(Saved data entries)
◆ ◆ ◆ ◆ ◆

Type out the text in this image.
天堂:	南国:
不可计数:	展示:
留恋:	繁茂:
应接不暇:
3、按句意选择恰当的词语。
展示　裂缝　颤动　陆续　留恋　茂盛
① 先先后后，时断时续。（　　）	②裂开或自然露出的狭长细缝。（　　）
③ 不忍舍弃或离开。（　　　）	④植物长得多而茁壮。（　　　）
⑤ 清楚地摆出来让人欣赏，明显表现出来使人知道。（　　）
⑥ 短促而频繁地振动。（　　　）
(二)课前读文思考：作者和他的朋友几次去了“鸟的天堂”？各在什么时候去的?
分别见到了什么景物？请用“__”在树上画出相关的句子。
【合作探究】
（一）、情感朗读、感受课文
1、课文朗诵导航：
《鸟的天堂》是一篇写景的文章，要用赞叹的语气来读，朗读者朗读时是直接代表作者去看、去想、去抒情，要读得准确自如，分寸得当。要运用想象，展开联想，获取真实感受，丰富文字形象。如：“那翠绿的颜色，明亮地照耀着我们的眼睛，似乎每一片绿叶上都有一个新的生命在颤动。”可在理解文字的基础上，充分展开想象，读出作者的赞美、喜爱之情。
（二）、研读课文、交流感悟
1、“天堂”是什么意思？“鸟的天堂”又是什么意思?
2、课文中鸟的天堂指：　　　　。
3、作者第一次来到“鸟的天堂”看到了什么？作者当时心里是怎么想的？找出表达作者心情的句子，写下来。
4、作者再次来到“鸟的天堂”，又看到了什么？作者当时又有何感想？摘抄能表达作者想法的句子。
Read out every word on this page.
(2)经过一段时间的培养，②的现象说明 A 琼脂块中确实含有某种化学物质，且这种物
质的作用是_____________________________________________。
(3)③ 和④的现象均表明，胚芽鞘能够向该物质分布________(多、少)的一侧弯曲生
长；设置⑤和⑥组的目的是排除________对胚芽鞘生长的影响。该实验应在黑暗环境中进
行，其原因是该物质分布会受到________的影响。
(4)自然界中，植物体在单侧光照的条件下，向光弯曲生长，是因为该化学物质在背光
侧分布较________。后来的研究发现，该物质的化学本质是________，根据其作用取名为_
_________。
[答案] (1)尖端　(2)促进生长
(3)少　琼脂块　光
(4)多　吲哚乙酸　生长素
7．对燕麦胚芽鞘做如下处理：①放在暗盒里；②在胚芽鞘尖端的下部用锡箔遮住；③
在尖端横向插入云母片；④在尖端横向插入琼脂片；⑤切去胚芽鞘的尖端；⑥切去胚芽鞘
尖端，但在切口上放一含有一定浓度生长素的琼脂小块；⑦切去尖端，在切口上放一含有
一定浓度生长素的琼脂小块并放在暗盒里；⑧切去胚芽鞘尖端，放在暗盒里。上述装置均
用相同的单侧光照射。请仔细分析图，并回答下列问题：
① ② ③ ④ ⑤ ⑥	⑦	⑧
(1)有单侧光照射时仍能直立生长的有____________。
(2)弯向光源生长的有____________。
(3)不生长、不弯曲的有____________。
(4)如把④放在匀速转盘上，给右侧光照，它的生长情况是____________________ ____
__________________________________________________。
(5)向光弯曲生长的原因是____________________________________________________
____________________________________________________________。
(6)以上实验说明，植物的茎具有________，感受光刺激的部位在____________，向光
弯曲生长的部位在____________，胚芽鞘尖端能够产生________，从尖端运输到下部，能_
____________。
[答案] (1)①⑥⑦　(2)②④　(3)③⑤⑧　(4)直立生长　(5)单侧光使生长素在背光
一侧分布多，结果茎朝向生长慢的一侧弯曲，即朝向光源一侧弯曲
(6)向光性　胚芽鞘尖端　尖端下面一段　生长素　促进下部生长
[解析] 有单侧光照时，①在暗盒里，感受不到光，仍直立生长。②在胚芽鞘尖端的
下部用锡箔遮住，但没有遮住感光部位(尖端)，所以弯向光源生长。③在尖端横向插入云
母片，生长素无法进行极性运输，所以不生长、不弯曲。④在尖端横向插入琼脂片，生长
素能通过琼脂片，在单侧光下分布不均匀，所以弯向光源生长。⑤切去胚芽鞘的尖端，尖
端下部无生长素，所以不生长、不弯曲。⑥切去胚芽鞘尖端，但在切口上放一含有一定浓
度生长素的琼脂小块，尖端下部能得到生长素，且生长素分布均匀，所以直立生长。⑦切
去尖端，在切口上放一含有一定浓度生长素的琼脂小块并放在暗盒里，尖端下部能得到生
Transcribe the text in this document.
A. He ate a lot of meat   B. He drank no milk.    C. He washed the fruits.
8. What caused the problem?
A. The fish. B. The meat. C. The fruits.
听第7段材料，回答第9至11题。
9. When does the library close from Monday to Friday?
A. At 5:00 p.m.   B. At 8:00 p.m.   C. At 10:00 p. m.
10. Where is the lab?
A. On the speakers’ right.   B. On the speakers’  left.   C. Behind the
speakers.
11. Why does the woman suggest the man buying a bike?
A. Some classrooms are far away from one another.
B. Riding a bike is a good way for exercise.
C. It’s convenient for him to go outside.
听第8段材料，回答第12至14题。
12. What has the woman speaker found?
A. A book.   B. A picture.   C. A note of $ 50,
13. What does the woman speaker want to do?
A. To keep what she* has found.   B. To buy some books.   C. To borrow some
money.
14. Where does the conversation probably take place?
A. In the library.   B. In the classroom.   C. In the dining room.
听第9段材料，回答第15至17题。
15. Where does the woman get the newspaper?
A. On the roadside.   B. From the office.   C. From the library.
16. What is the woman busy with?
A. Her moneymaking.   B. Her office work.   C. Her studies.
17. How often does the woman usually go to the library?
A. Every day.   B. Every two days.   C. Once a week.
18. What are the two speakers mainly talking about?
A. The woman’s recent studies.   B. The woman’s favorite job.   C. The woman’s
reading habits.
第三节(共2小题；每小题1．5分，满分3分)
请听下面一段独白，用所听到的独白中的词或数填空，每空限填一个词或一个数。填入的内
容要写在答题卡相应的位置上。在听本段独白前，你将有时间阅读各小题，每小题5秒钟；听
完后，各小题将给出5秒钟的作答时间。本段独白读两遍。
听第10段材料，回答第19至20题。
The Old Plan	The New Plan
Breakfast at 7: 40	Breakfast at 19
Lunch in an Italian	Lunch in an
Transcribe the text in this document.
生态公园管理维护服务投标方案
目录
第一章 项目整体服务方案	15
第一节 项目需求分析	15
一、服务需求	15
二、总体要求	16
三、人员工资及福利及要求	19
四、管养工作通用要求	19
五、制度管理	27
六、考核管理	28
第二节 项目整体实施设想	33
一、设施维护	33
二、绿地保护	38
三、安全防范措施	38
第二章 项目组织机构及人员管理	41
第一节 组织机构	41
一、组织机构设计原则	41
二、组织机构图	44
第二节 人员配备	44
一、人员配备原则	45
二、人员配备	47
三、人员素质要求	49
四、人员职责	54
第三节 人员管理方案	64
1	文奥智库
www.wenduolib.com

◆ ◆ ◆ ◆ ◆

| WRITTEN EXERCISE |
Return every line holding the word "office" from the records.

| OUTPUT OF THE EXERCISE |
A. On the roadside.   B. From the office.   C. From the library.
A. Her moneymaking.   B. Her office work.   C. Her studies.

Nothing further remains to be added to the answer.